- **Written problem**
Extract the entries in their exact form.
[Begin Material for this exercise]
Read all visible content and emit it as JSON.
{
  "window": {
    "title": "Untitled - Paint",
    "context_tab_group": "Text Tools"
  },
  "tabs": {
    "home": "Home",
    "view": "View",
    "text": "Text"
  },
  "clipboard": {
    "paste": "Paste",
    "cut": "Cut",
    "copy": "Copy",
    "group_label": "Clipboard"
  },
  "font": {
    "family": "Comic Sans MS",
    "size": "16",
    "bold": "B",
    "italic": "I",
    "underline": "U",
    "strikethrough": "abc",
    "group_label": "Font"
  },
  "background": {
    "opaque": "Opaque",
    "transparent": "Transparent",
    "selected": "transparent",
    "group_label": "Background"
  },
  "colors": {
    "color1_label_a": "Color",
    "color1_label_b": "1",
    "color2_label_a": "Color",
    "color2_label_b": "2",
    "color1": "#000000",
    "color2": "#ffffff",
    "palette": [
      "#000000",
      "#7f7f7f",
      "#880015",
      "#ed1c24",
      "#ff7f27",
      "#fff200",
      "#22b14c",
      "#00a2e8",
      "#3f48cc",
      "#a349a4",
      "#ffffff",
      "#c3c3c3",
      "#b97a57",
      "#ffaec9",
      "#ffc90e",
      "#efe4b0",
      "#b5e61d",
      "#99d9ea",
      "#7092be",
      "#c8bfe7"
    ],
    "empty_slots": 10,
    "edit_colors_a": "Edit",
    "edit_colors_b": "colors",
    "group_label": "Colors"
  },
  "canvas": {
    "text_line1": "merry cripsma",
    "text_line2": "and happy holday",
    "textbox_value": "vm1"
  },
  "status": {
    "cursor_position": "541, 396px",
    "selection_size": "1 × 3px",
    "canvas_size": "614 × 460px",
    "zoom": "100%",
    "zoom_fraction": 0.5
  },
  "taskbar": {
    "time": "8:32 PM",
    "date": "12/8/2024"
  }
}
[End Material for this exercise]
- **Result for this exercise**
Read all visible content and emit it as JSON.
{
  "window": {
    "title": "Untitled - Paint",
    "context_tab_group": "Text Tools"
  },
  "tabs": {
    "home": "Home",
    "view": "View",
    "text": "Text"
  },
  "clipboard": {
    "paste": "Paste",
    "cut": "Cut",
    "copy": "Copy",
    "group_label": "Clipboard"
  },
  "font": {
    "family": "Comic Sans MS",
    "size": "16",
    "bold": "B",
    "italic": "I",
    "underline": "U",
    "strikethrough": "abc",
    "group_label": "Font"
  },
  "background": {
    "opaque": "Opaque",
    "transparent": "Transparent",
    "selected": "transparent",
    "group_label": "Background"
  },
  "colors": {
    "color1_label_a": "Color",
    "color1_label_b": "1",
    "color2_label_a": "Color",
    "color2_label_b": "2",
    "color1": "#000000",
    "color2": "#ffffff",
    "palette": [
      "#000000",
      "#7f7f7f",
      "#880015",
      "#ed1c24",
      "#ff7f27",
      "#fff200",
      "#22b14c",
      "#00a2e8",
      "#3f48cc",
      "#a349a4",
      "#ffffff",
      "#c3c3c3",
      "#b97a57",
      "#ffaec9",
      "#ffc90e",
      "#efe4b0",
      "#b5e61d",
      "#99d9ea",
      "#7092be",
      "#c8bfe7"
    ],
    "empty_slots": 10,
    "edit_colors_a": "Edit",
    "edit_colors_b": "colors",
    "group_label": "Colors"
  },
  "canvas": {
    "text_line1": "merry cripsma",
    "text_line2": "and happy holday",
    "textbox_value": "vm1"
  },
  "status": {
    "cursor_position": "541, 396px",
    "selection_size": "1 × 3px",
    "canvas_size": "614 × 460px",
    "zoom": "100%",
    "zoom_fraction": 0.5
  },
  "taskbar": {
    "time": "8:32 PM",
    "date": "12/8/2024"
  }
}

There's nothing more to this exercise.